*** RECORD EXCERPTS
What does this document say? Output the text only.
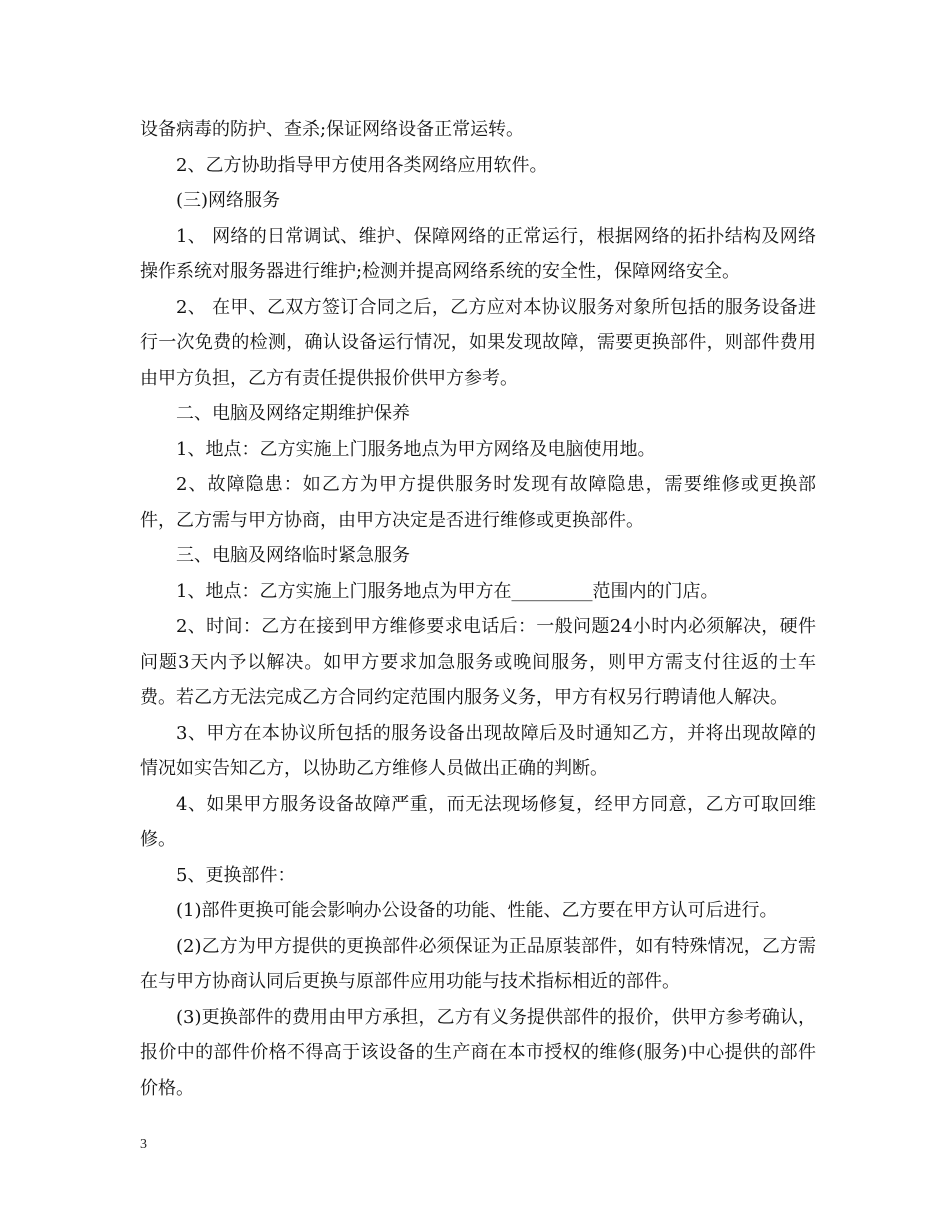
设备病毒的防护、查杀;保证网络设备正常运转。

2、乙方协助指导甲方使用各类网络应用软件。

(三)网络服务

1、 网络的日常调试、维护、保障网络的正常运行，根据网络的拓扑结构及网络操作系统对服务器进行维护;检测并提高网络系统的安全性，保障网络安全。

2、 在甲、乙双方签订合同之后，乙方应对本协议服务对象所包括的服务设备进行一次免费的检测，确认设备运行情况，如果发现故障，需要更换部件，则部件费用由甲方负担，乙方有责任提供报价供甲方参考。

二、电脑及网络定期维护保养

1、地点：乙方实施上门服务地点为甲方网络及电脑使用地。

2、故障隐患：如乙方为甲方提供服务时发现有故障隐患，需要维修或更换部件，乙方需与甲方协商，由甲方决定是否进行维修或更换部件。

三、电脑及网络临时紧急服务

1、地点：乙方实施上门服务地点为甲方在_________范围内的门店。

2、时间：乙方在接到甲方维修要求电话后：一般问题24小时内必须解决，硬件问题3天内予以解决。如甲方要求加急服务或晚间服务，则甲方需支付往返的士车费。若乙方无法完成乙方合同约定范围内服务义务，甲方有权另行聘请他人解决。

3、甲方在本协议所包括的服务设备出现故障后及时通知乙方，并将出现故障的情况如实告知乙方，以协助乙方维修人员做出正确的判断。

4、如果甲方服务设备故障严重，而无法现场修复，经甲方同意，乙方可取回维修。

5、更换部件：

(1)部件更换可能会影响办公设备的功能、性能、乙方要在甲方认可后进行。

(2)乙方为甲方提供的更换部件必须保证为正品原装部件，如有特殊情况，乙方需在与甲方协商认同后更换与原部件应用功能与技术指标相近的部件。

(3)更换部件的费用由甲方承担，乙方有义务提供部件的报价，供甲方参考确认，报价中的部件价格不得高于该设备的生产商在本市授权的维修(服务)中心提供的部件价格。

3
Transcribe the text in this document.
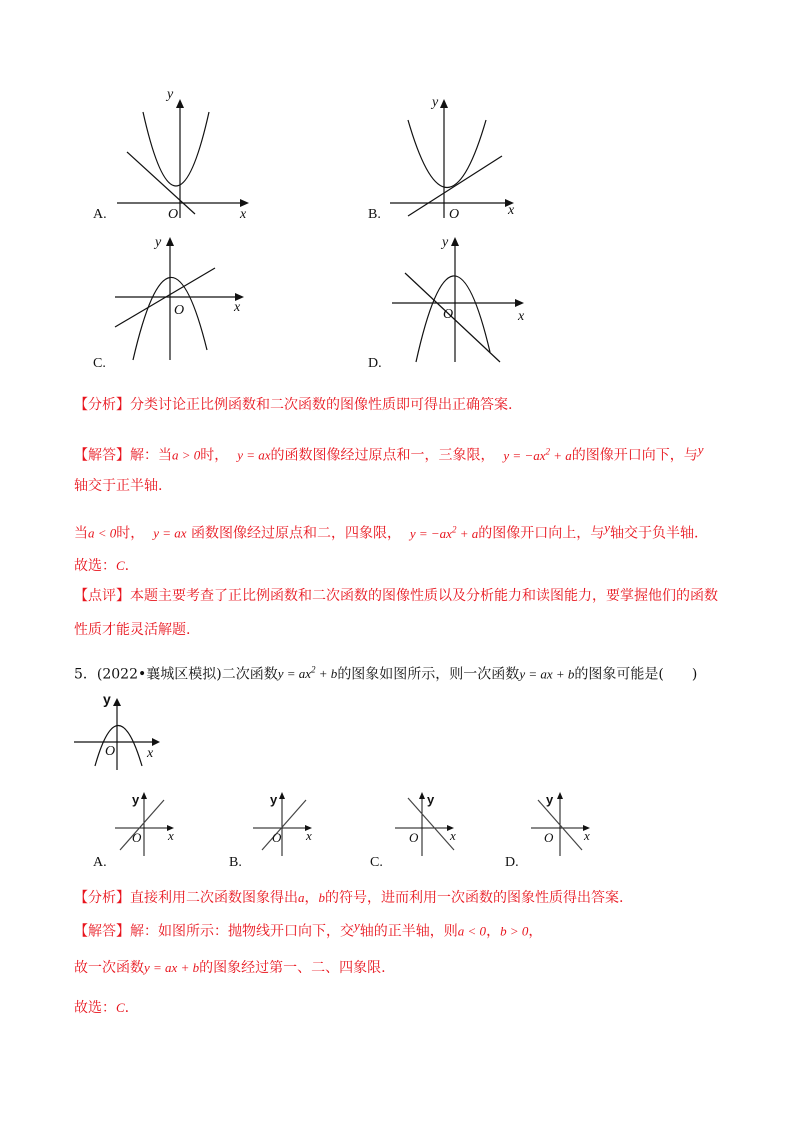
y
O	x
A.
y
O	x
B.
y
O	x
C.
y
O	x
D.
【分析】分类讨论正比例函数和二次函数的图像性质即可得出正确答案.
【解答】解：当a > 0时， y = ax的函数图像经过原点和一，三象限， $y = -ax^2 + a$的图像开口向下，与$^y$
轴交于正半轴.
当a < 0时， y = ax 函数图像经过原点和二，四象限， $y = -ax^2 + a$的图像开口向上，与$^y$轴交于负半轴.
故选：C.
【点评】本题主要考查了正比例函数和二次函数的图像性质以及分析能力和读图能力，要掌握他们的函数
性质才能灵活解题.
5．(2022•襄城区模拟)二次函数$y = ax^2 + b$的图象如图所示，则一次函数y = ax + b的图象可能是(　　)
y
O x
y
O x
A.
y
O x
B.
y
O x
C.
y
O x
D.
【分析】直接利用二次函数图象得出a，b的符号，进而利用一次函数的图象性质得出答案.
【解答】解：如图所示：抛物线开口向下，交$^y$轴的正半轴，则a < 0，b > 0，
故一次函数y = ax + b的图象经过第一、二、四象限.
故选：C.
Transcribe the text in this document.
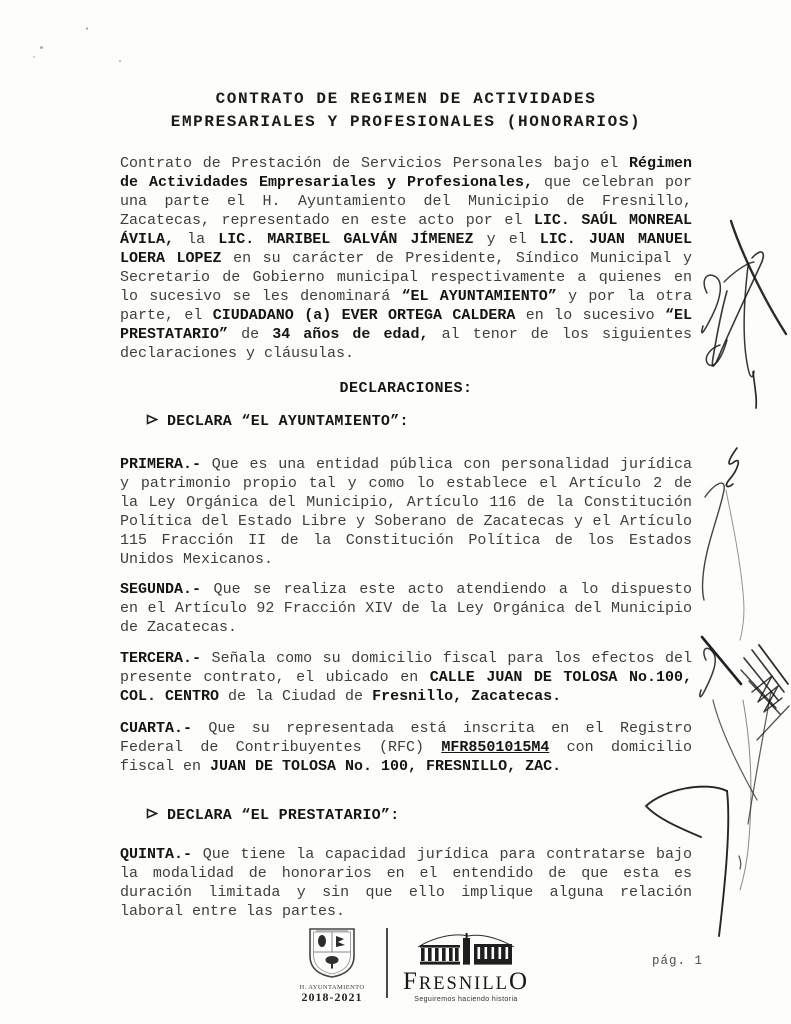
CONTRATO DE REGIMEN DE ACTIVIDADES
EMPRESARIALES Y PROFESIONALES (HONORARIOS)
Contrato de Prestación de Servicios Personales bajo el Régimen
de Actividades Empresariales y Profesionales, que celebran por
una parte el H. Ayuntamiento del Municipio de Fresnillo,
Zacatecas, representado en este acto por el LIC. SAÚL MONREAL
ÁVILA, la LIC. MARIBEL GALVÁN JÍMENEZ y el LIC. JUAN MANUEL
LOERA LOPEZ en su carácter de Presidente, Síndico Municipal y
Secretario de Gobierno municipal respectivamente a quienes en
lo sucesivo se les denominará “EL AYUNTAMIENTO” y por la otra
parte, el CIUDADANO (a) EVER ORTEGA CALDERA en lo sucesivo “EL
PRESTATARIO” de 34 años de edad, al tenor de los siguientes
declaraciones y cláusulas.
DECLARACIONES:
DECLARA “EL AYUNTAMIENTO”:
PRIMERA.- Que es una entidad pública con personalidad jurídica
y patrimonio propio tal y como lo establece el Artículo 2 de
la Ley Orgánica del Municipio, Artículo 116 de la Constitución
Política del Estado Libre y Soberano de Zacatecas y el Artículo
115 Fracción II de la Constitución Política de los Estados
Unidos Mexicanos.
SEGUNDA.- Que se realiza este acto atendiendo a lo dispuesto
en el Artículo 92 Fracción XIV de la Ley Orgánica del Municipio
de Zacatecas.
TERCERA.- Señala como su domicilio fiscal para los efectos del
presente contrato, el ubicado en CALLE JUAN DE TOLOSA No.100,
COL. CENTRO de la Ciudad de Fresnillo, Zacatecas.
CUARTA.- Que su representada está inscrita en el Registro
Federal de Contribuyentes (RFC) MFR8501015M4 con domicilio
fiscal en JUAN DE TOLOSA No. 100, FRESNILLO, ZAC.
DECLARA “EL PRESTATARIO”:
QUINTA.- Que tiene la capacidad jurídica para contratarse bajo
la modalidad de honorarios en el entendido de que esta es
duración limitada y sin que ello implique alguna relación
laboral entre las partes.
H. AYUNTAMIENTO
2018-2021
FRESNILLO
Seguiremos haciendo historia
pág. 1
******
Where a line in the entries holds the word "Zacatecas", copy that line.

Zacatecas, representado en este acto por el LIC. SAÚL MONREAL
Política del Estado Libre y Soberano de Zacatecas y el Artículo
de Zacatecas.
COL. CENTRO de la Ciudad de Fresnillo, Zacatecas.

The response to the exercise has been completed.